### GIVEN EXERCISE
Look through the material below. Copy each line that contains the string "جماز".

### STORED ROWS

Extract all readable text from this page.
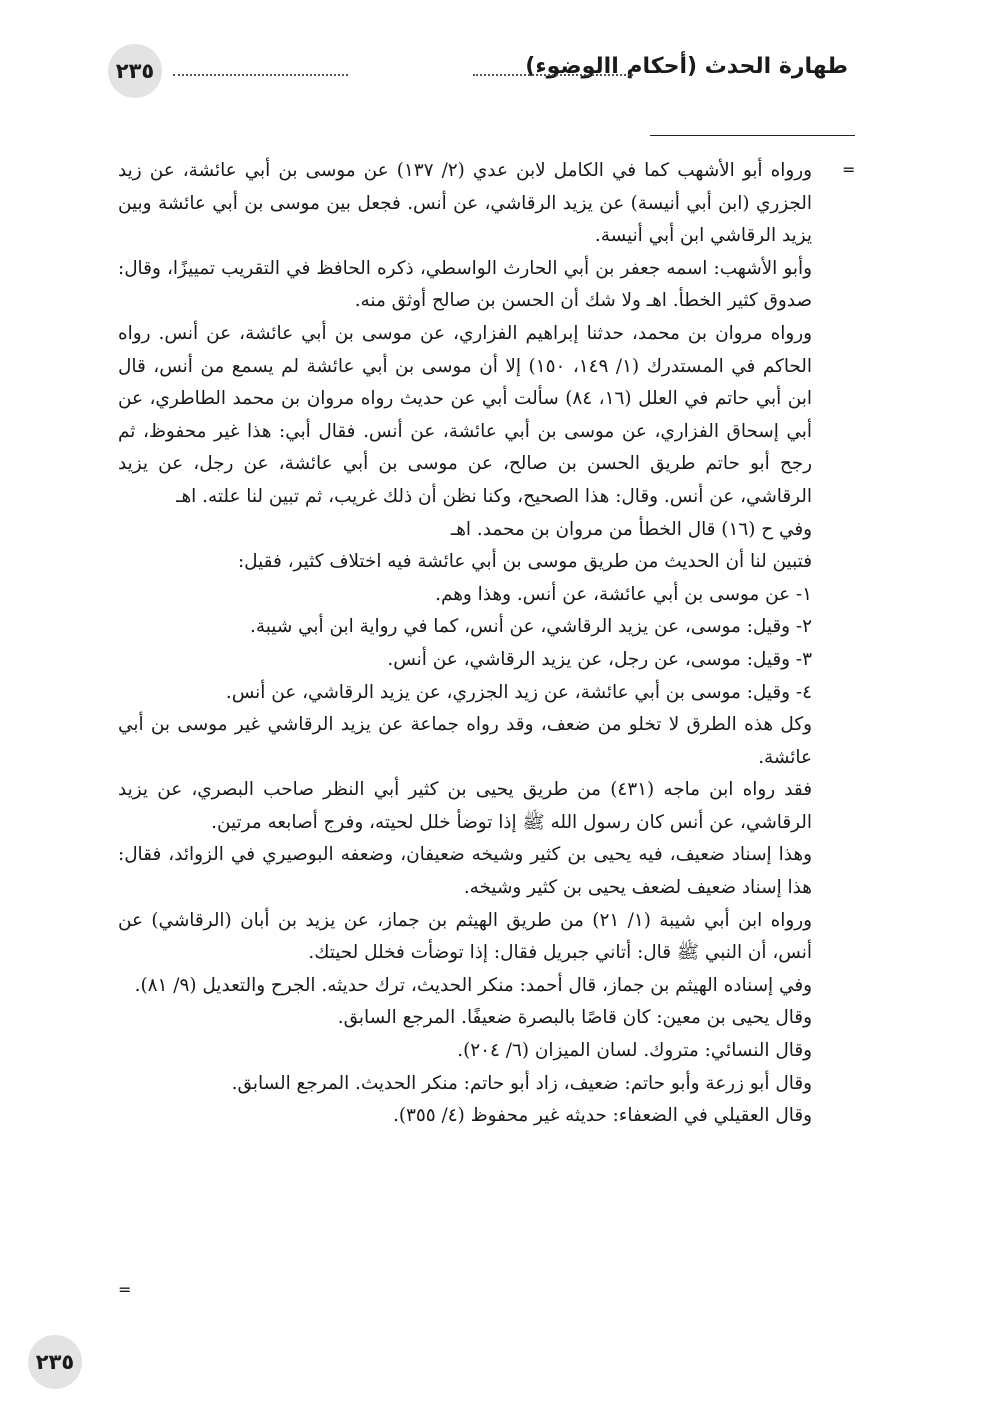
طهارة الحدث (أحكام االوضوء)
٢٣٥
=

ورواه أبو الأشهب كما في الكامل لابن عدي (٢/ ١٣٧) عن موسى بن أبي عائشة، عن زيد الجزري (ابن أبي أنيسة) عن يزيد الرقاشي، عن أنس. فجعل بين موسى بن أبي عائشة وبين يزيد الرقاشي ابن أبي أنيسة.

وأبو الأشهب: اسمه جعفر بن أبي الحارث الواسطي، ذكره الحافظ في التقريب تمييزًا، وقال: صدوق كثير الخطأ. اهـ ولا شك أن الحسن بن صالح أوثق منه.

ورواه مروان بن محمد، حدثنا إبراهيم الفزاري، عن موسى بن أبي عائشة، عن أنس. رواه الحاكم في المستدرك (١/ ١٤٩، ١٥٠) إلا أن موسى بن أبي عائشة لم يسمع من أنس، قال ابن أبي حاتم في العلل (١٦، ٨٤) سألت أبي عن حديث رواه مروان بن محمد الطاطري، عن أبي إسحاق الفزاري، عن موسى بن أبي عائشة، عن أنس. فقال أبي: هذا غير محفوظ، ثم رجح أبو حاتم طريق الحسن بن صالح، عن موسى بن أبي عائشة، عن رجل، عن يزيد الرقاشي، عن أنس. وقال: هذا الصحيح، وكنا نظن أن ذلك غريب، ثم تبين لنا علته. اهـ

وفي ح (١٦) قال الخطأ من مروان بن محمد. اهـ

فتبين لنا أن الحديث من طريق موسى بن أبي عائشة فيه اختلاف كثير، فقيل:

١- عن موسى بن أبي عائشة، عن أنس. وهذا وهم.

٢- وقيل: موسى، عن يزيد الرقاشي، عن أنس، كما في رواية ابن أبي شيبة.

٣- وقيل: موسى، عن رجل، عن يزيد الرقاشي، عن أنس.

٤- وقيل: موسى بن أبي عائشة، عن زيد الجزري، عن يزيد الرقاشي، عن أنس.

وكل هذه الطرق لا تخلو من ضعف، وقد رواه جماعة عن يزيد الرقاشي غير موسى بن أبي عائشة.

فقد رواه ابن ماجه (٤٣١) من طريق يحيى بن كثير أبي النظر صاحب البصري، عن يزيد الرقاشي، عن أنس كان رسول الله ﷺ إذا توضأ خلل لحيته، وفرج أصابعه مرتين.

وهذا إسناد ضعيف، فيه يحيى بن كثير وشيخه ضعيفان، وضعفه البوصيري في الزوائد، فقال: هذا إسناد ضعيف لضعف يحيى بن كثير وشيخه.

ورواه ابن أبي شيبة (١/ ٢١) من طريق الهيثم بن جماز، عن يزيد بن أبان (الرقاشي) عن أنس، أن النبي ﷺ قال: أتاني جبريل فقال: إذا توضأت فخلل لحيتك.

وفي إسناده الهيثم بن جماز، قال أحمد: منكر الحديث، ترك حديثه. الجرح والتعديل (٩/ ٨١).

وقال يحيى بن معين: كان قاصًا بالبصرة ضعيفًا. المرجع السابق.

وقال النسائي: متروك. لسان الميزان (٦/ ٢٠٤).

وقال أبو زرعة وأبو حاتم: ضعيف، زاد أبو حاتم: منكر الحديث. المرجع السابق.

وقال العقيلي في الضعفاء: حديثه غير محفوظ (٤/ ٣٥٥).

=
٢٣٥
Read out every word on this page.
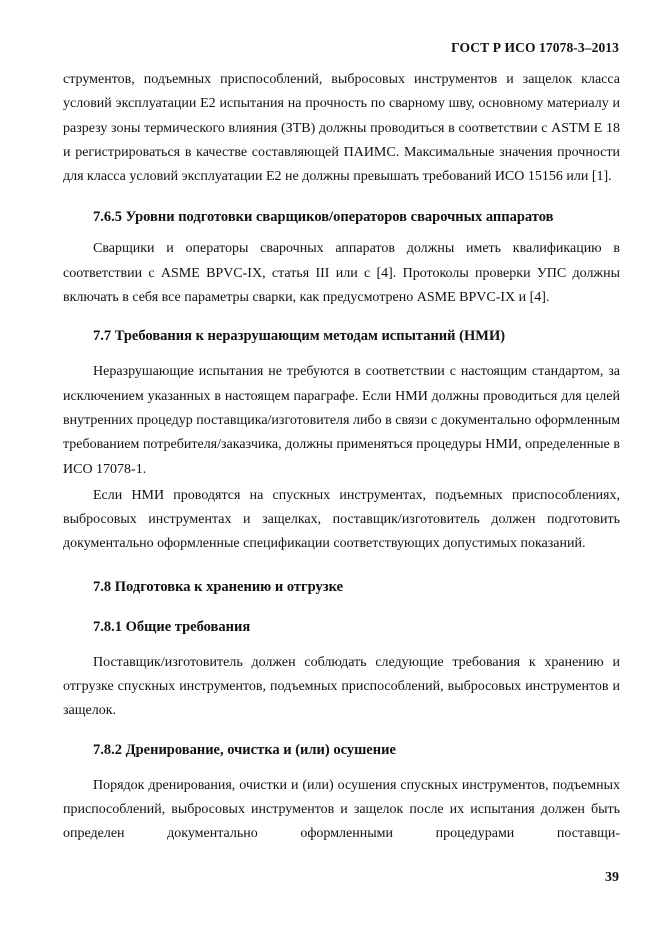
ГОСТ Р ИСО 17078-3–2013

струментов, подъемных приспособлений, выбросовых инструментов и защелок класса условий эксплуатации Е2 испытания на прочность по сварному шву, основному материалу и разрезу зоны термического влияния (ЗТВ) должны проводиться в соответствии с ASTM E 18 и регистрироваться в качестве составляющей ПАИМС. Максимальные значения прочности для класса условий эксплуатации Е2 не должны превышать требований ИСО 15156 или [1].

7.6.5 Уровни подготовки сварщиков/операторов сварочных аппаратов

Сварщики и операторы сварочных аппаратов должны иметь квалификацию в соответствии с ASME BPVC-IX, статья III или с [4]. Протоколы проверки УПС должны включать в себя все параметры сварки, как предусмотрено ASME BPVC-IX и [4].

7.7 Требования к неразрушающим методам испытаний (НМИ)

Неразрушающие испытания не требуются в соответствии с настоящим стандартом, за исключением указанных в настоящем параграфе. Если НМИ должны проводиться для целей внутренних процедур поставщика/изготовителя либо в связи с документально оформленным требованием потребителя/заказчика, должны применяться процедуры НМИ, определенные в ИСО 17078-1.

Если НМИ проводятся на спускных инструментах, подъемных приспособлениях, выбросовых инструментах и защелках, поставщик/изготовитель должен подготовить документально оформленные спецификации соответствующих допустимых показаний.

7.8 Подготовка к хранению и отгрузке
7.8.1 Общие требования

Поставщик/изготовитель должен соблюдать следующие требования к хранению и отгрузке спускных инструментов, подъемных приспособлений, выбросовых инструментов и защелок.

7.8.2 Дренирование, очистка и (или) осушение

Порядок дренирования, очистки и (или) осушения спускных инструментов, подъемных приспособлений, выбросовых инструментов и защелок после их испытания должен быть определен документально оформленными процедурами поставщи-

39
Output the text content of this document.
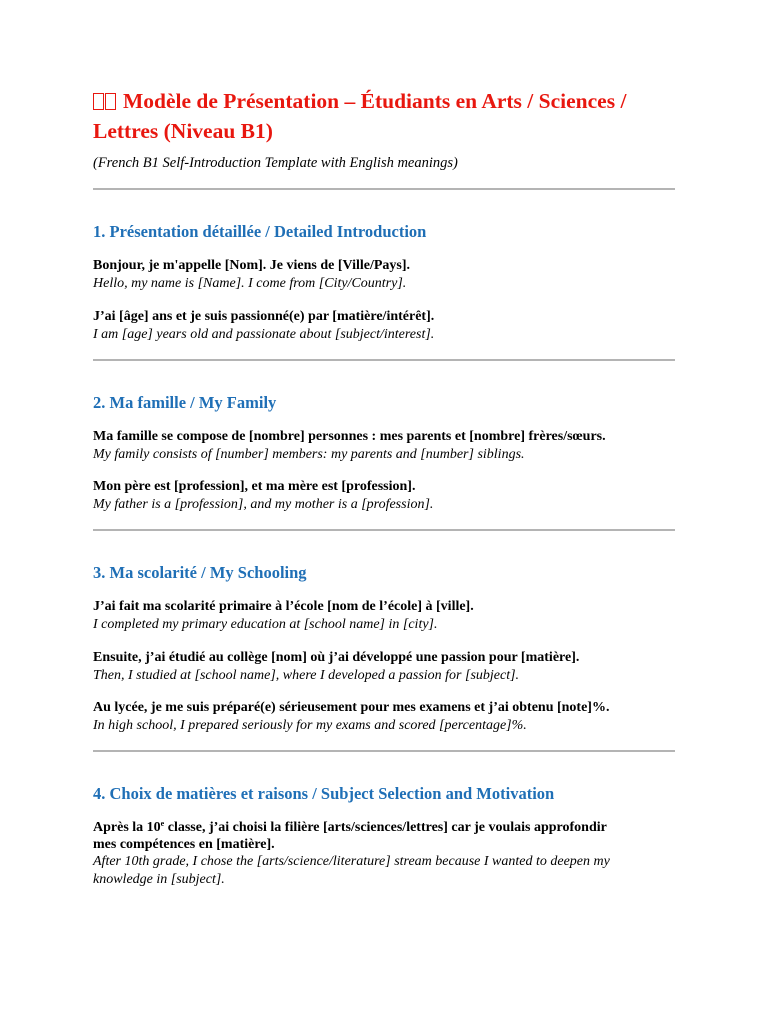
Modèle de Présentation – Étudiants en Arts / Sciences /
Lettres (Niveau B1)

(French B1 Self-Introduction Template with English meanings)

1. Présentation détaillée / Detailed Introduction

Bonjour, je m'appelle [Nom]. Je viens de [Ville/Pays].

Hello, my name is [Name]. I come from [City/Country].

J’ai [âge] ans et je suis passionné(e) par [matière/intérêt].

I am [age] years old and passionate about [subject/interest].

2. Ma famille / My Family

Ma famille se compose de [nombre] personnes : mes parents et [nombre] frères/sœurs.

My family consists of [number] members: my parents and [number] siblings.

Mon père est [profession], et ma mère est [profession].

My father is a [profession], and my mother is a [profession].

3. Ma scolarité / My Schooling

J’ai fait ma scolarité primaire à l’école [nom de l’école] à [ville].

I completed my primary education at [school name] in [city].

Ensuite, j’ai étudié au collège [nom] où j’ai développé une passion pour [matière].

Then, I studied at [school name], where I developed a passion for [subject].

Au lycée, je me suis préparé(e) sérieusement pour mes examens et j’ai obtenu [note]%.

In high school, I prepared seriously for my exams and scored [percentage]%.

4. Choix de matières et raisons / Subject Selection and Motivation

Après la 10e classe, j’ai choisi la filière [arts/sciences/lettres] car je voulais approfondir
mes compétences en [matière].

After 10th grade, I chose the [arts/science/literature] stream because I wanted to deepen my
knowledge in [subject].
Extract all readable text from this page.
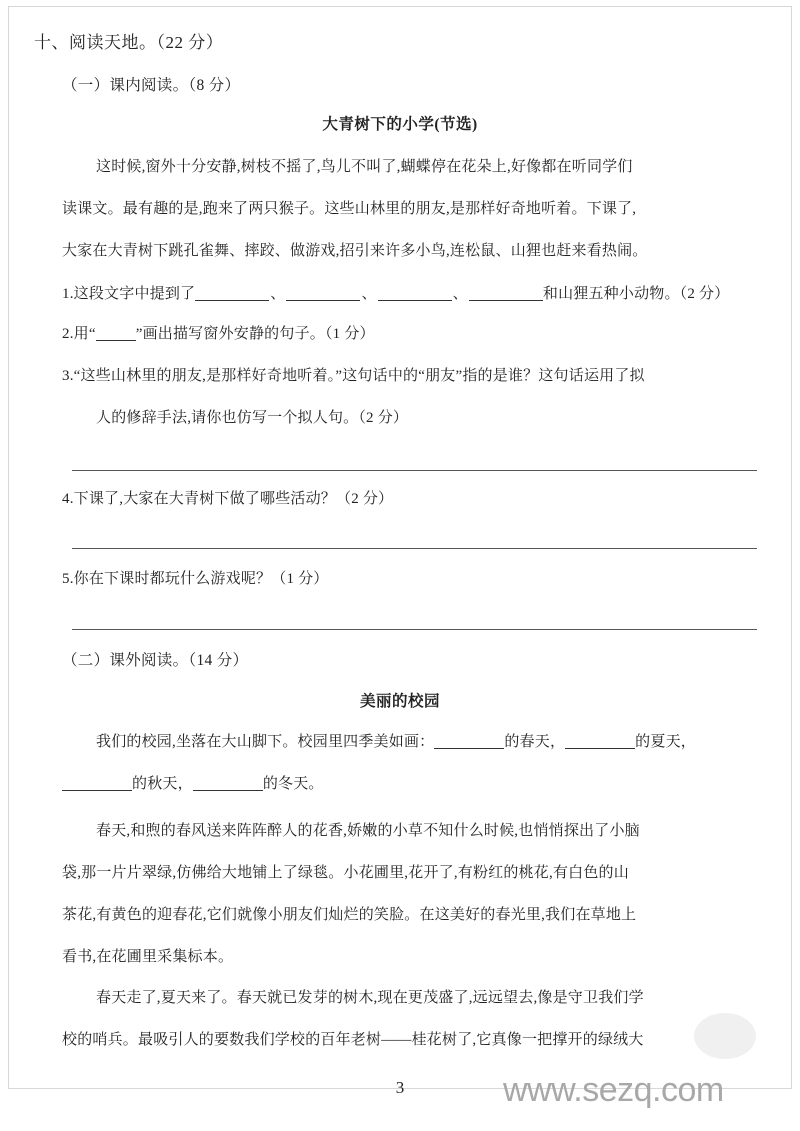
十、阅读天地。（22 分）
（一）课内阅读。（8 分）
大青树下的小学(节选)
这时候,窗外十分安静,树枝不摇了,鸟儿不叫了,蝴蝶停在花朵上,好像都在听同学们
读课文。最有趣的是,跑来了两只猴子。这些山林里的朋友,是那样好奇地听着。下课了,
大家在大青树下跳孔雀舞、摔跤、做游戏,招引来许多小鸟,连松鼠、山狸也赶来看热闹。
1.这段文字中提到了	、	、	、	和山狸五种小动物。（2 分）
2.用“	”画出描写窗外安静的句子。（1 分）
3.“这些山林里的朋友,是那样好奇地听着。”这句话中的“朋友”指的是谁？这句话运用了拟
人的修辞手法,请你也仿写一个拟人句。（2 分）
4.下课了,大家在大青树下做了哪些活动？（2 分）
5.你在下课时都玩什么游戏呢？（1 分）
（二）课外阅读。（14 分）
美丽的校园
我们的校园,坐落在大山脚下。校园里四季美如画：	的春天，	的夏天，
的秋天，	的冬天。
春天,和煦的春风送来阵阵醉人的花香,娇嫩的小草不知什么时候,也悄悄探出了小脑
袋,那一片片翠绿,仿佛给大地铺上了绿毯。小花圃里,花开了,有粉红的桃花,有白色的山
茶花,有黄色的迎春花,它们就像小朋友们灿烂的笑脸。在这美好的春光里,我们在草地上
看书,在花圃里采集标本。
春天走了,夏天来了。春天就已发芽的树木,现在更茂盛了,远远望去,像是守卫我们学
校的哨兵。最吸引人的要数我们学校的百年老树——桂花树了,它真像一把撑开的绿绒大
3	www.sezq.com
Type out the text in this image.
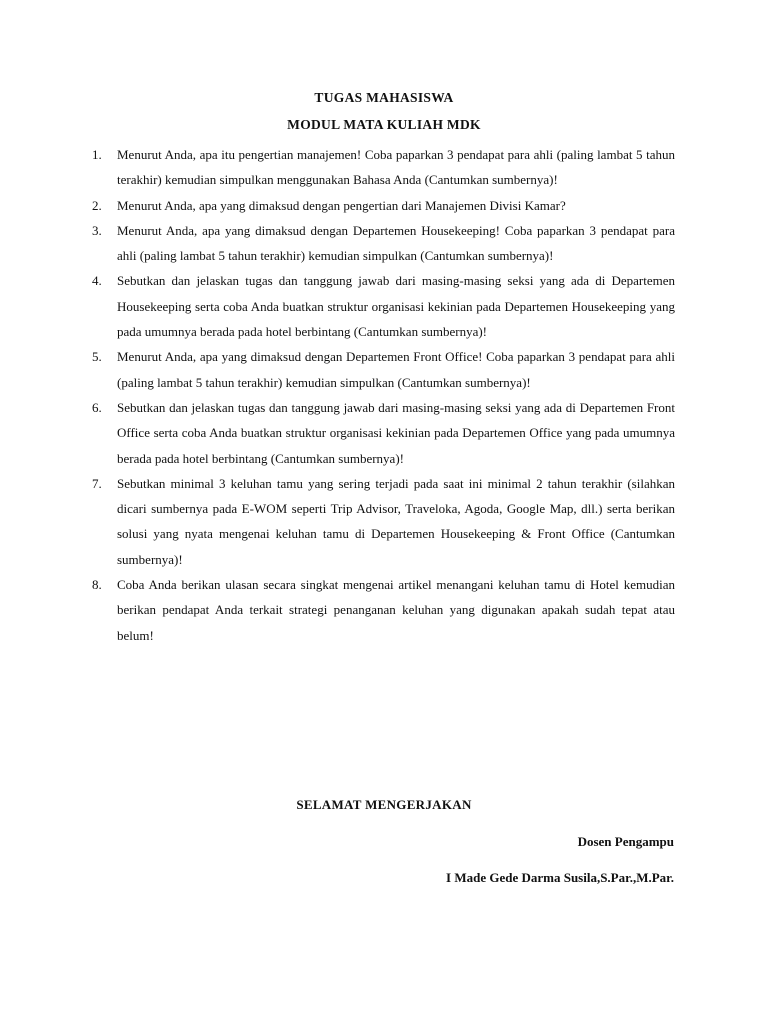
TUGAS MAHASISWA
MODUL MATA KULIAH MDK
1. Menurut Anda, apa itu pengertian manajemen! Coba paparkan 3 pendapat para ahli (paling lambat 5 tahun terakhir) kemudian simpulkan menggunakan Bahasa Anda (Cantumkan sumbernya)!
2. Menurut Anda, apa yang dimaksud dengan pengertian dari Manajemen Divisi Kamar?
3. Menurut Anda, apa yang dimaksud dengan Departemen Housekeeping! Coba paparkan 3 pendapat para ahli (paling lambat 5 tahun terakhir) kemudian simpulkan (Cantumkan sumbernya)!
4. Sebutkan dan jelaskan tugas dan tanggung jawab dari masing-masing seksi yang ada di Departemen Housekeeping serta coba Anda buatkan struktur organisasi kekinian pada Departemen Housekeeping yang pada umumnya berada pada hotel berbintang (Cantumkan sumbernya)!
5. Menurut Anda, apa yang dimaksud dengan Departemen Front Office! Coba paparkan 3 pendapat para ahli (paling lambat 5 tahun terakhir) kemudian simpulkan (Cantumkan sumbernya)!
6. Sebutkan dan jelaskan tugas dan tanggung jawab dari masing-masing seksi yang ada di Departemen Front Office serta coba Anda buatkan struktur organisasi kekinian pada Departemen Office yang pada umumnya berada pada hotel berbintang (Cantumkan sumbernya)!
7. Sebutkan minimal 3 keluhan tamu yang sering terjadi pada saat ini minimal 2 tahun terakhir (silahkan dicari sumbernya pada E-WOM seperti Trip Advisor, Traveloka, Agoda, Google Map, dll.) serta berikan solusi yang nyata mengenai keluhan tamu di Departemen Housekeeping & Front Office (Cantumkan sumbernya)!
8. Coba Anda berikan ulasan secara singkat mengenai artikel menangani keluhan tamu di Hotel kemudian berikan pendapat Anda terkait strategi penanganan keluhan yang digunakan apakah sudah tepat atau belum!
SELAMAT MENGERJAKAN
Dosen Pengampu
I Made Gede Darma Susila,S.Par.,M.Par.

### RESPONSE BELOW
ورواه ابن أبي شيبة (١/ ٢١) من طريق الهيثم بن جماز، عن يزيد بن أبان (الرقاشي) عن أنس، أن النبي ﷺ قال: أتاني جبريل فقال: إذا توضأت فخلل لحيتك.
وفي إسناده الهيثم بن جماز، قال أحمد: منكر الحديث، ترك حديثه. الجرح والتعديل (٩/ ٨١).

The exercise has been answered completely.